# WORK TASK A:
In the post on frameworks, why did the team write its own framework code inside the application while using Restlet? Answer in one to three sentences.
# WORK TASK B:
Output the passage of the frameworks post starting at "I have been" and ending at "a clean slate.", word for word.

# TEXT SECTION:
--- START ---

I have been working recently on a greenfield project, at the start of coding. It is a great place to be, you get to choose your weapons and start with a clean slate.
It also focuses the mind on choice of frameworks, wether to roll your own, package structure definition, build, etc, etc. Its interesting that there is still no standard stack that everyone just uses without question or arguments (although frameworks like Spring do tend to dominate the conversation).
We have been using a framework called Restlet as we wanted to expose a pure HTTP api to part of our application. As it turns out, we are spending quite a bit of time “restling” with restlet and have ended up writing quite a bit of framework code inside our application, specifically to isolate ourselves from the implementation of the restlet code! The obvious question here is: “What is the framework doing for us ?”
We are also doing the same thing in another part of the application which is using Struts. Although we use some of the features of struts, we want to keep aspects of the framework in our own codebase, such as validation.
Ok, so where is all this leading ?
It occured to me that whatever frameworks you use, you will end up with some amount of framework code within your own codebase, as a kind of “adapter” to the local constraints and conditions of the domain you are in.
What if ? frameworks were more about providing a platform to build your own framework, rather than trying to do everything for you ?
The Commons HttpClient library is an example; it provides some simple encapsulations for you to use how you will. Infact, the commons libraries in general offer something along these lines.
As I write this I realise I may just be talking about “libraries” of code rather than frameworks. However, the point is that the framework should have a “fuzzy” outer layer which you then adapt to your specific codebase, but should also provide you with useful set of encapsulations which save you repeatedly writing the same classes (e.g. something like HttpStatusCode).
In the future, the frameworks that will be most widespread are those that provide a framework for building your own framework.
In some ways this is already happening with Spring. We are, for example, using the Spring JDBC components independantly of the other aspects of the framework, and I think that this ability to pick and choose features contributes to the popularity and success of Spring.

--- END ---

# RAW DATA:
--- START ---

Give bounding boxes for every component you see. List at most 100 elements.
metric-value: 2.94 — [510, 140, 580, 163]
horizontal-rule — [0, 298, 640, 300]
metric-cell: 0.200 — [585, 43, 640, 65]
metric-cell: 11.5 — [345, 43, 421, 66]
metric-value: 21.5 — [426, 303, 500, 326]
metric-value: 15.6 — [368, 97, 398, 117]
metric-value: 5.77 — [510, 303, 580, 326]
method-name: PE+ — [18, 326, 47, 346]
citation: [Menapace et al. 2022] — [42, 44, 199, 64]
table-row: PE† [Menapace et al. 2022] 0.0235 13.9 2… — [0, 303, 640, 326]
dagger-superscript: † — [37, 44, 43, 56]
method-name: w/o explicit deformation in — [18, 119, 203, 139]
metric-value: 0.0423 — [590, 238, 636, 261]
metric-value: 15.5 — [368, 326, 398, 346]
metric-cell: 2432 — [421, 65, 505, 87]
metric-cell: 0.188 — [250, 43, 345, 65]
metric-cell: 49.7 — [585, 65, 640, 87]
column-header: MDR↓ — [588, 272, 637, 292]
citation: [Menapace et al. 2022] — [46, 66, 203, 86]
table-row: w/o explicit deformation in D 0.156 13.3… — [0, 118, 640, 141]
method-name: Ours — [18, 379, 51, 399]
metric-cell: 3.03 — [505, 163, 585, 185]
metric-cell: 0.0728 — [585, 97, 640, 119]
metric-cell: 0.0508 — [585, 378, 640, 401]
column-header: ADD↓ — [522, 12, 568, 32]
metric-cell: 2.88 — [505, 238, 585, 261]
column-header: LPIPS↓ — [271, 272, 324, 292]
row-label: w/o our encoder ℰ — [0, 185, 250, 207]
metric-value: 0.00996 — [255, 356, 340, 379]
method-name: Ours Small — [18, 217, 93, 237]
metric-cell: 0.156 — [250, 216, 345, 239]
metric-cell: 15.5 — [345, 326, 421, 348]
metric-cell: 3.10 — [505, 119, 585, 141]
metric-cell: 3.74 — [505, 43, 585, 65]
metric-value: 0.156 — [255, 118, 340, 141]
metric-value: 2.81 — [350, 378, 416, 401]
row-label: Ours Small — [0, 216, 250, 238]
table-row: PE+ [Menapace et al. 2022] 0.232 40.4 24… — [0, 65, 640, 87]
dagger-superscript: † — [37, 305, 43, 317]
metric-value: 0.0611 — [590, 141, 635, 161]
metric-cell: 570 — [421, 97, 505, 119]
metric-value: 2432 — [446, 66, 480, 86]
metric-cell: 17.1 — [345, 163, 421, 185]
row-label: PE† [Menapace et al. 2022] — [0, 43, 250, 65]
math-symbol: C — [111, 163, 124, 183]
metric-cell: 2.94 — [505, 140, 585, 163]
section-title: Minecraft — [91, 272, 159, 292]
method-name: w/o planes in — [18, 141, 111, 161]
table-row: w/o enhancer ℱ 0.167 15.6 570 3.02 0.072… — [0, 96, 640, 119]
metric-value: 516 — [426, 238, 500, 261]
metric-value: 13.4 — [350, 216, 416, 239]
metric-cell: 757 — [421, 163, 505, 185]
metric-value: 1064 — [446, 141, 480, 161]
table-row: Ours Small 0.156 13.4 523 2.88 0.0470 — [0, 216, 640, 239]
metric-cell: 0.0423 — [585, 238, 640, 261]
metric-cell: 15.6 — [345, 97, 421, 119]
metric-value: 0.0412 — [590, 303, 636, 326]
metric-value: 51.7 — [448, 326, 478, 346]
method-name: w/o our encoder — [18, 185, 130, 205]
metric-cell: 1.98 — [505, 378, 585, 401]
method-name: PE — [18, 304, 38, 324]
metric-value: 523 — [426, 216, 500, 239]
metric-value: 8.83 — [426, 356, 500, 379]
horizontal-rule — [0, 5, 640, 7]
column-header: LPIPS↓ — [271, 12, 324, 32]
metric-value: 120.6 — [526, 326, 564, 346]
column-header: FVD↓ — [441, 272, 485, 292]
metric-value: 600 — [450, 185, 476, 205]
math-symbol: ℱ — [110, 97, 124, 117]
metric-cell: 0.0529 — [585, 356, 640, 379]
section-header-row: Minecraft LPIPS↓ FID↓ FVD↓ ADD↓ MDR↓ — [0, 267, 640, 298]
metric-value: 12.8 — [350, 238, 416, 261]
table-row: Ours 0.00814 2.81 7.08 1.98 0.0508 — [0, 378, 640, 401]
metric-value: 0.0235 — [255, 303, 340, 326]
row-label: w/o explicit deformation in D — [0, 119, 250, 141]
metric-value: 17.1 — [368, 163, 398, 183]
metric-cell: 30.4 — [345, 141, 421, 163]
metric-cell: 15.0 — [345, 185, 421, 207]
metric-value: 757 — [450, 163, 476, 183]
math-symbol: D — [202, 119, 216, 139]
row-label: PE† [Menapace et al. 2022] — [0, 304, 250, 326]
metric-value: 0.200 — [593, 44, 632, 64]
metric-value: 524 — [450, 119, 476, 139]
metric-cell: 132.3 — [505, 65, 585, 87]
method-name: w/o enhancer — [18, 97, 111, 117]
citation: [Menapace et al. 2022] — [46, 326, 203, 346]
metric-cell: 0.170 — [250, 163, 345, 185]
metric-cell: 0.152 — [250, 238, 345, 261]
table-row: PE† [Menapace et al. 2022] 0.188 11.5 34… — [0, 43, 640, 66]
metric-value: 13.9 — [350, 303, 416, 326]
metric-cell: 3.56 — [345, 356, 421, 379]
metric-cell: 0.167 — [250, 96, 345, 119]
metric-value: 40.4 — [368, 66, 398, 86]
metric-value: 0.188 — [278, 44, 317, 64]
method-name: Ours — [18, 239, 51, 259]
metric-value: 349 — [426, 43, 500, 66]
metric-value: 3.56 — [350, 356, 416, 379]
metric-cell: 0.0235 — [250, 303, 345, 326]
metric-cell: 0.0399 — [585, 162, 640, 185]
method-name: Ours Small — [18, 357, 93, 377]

--- END ---

# ANSWER AREA A:
The team wrote that code specifically to isolate itself from the implementation of the Restlet code.

# ANSWER AREA B:
I have been working recently on a greenfield project, at the start of coding. It is a great place to be, you get to choose your weapons and start with a clean slate.